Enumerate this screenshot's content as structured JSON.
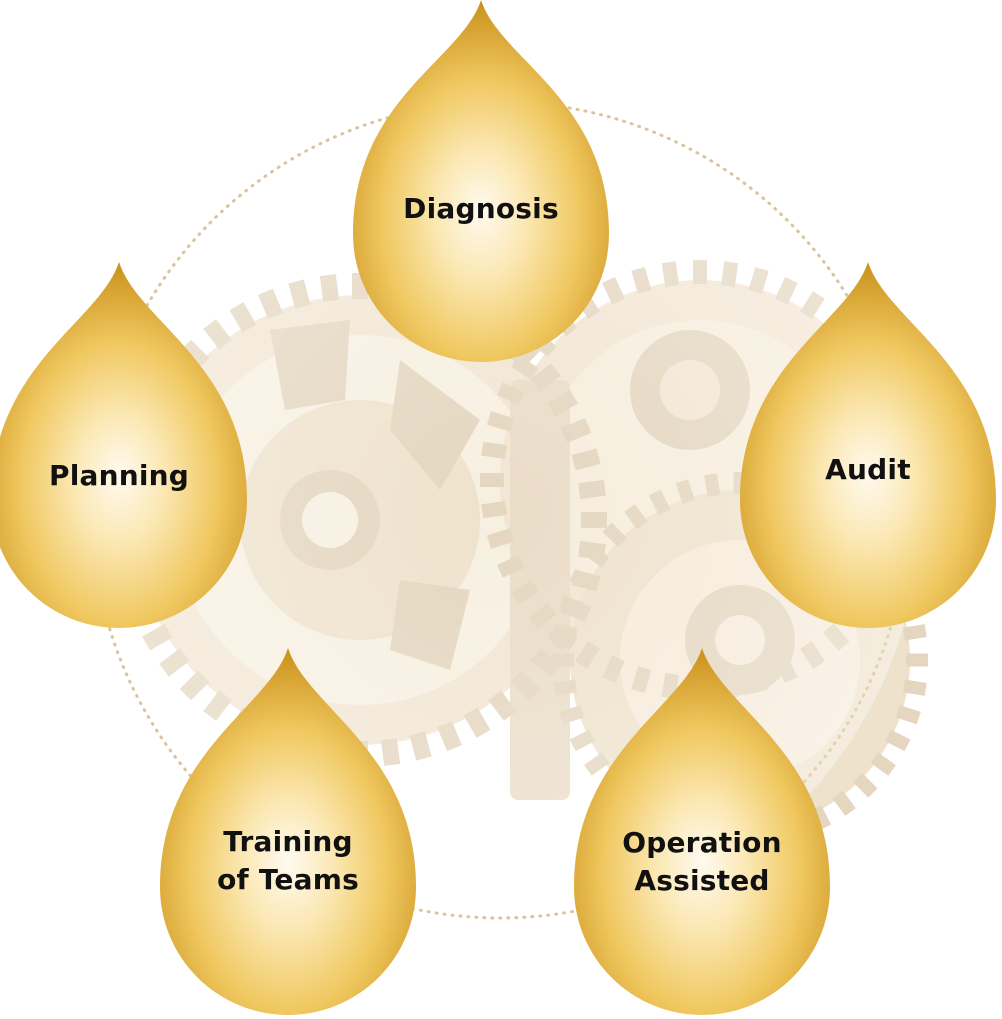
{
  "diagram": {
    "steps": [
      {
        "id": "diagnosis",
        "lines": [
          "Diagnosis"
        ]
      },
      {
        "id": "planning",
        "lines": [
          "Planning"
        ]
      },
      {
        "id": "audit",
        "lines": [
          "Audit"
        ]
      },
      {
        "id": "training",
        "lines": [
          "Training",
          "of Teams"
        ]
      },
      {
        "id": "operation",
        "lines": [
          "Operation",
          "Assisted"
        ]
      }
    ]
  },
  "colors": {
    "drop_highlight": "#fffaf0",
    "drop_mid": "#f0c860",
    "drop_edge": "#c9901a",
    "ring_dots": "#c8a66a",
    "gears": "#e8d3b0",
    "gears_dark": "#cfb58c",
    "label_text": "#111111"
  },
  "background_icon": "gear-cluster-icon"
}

## TASK INSTRUCTIONS:
All entries are to be retyped exactly. Omit any embedded images.

## TASK RESULT:
Enumerate this screenshot's content as structured JSON.
{
  "diagram": {
    "steps": [
      {
        "id": "diagnosis",
        "lines": [
          "Diagnosis"
        ]
      },
      {
        "id": "planning",
        "lines": [
          "Planning"
        ]
      },
      {
        "id": "audit",
        "lines": [
          "Audit"
        ]
      },
      {
        "id": "training",
        "lines": [
          "Training",
          "of Teams"
        ]
      },
      {
        "id": "operation",
        "lines": [
          "Operation",
          "Assisted"
        ]
      }
    ]
  },
  "colors": {
    "drop_highlight": "#fffaf0",
    "drop_mid": "#f0c860",
    "drop_edge": "#c9901a",
    "ring_dots": "#c8a66a",
    "gears": "#e8d3b0",
    "gears_dark": "#cfb58c",
    "label_text": "#111111"
  },
  "background_icon": "gear-cluster-icon"
}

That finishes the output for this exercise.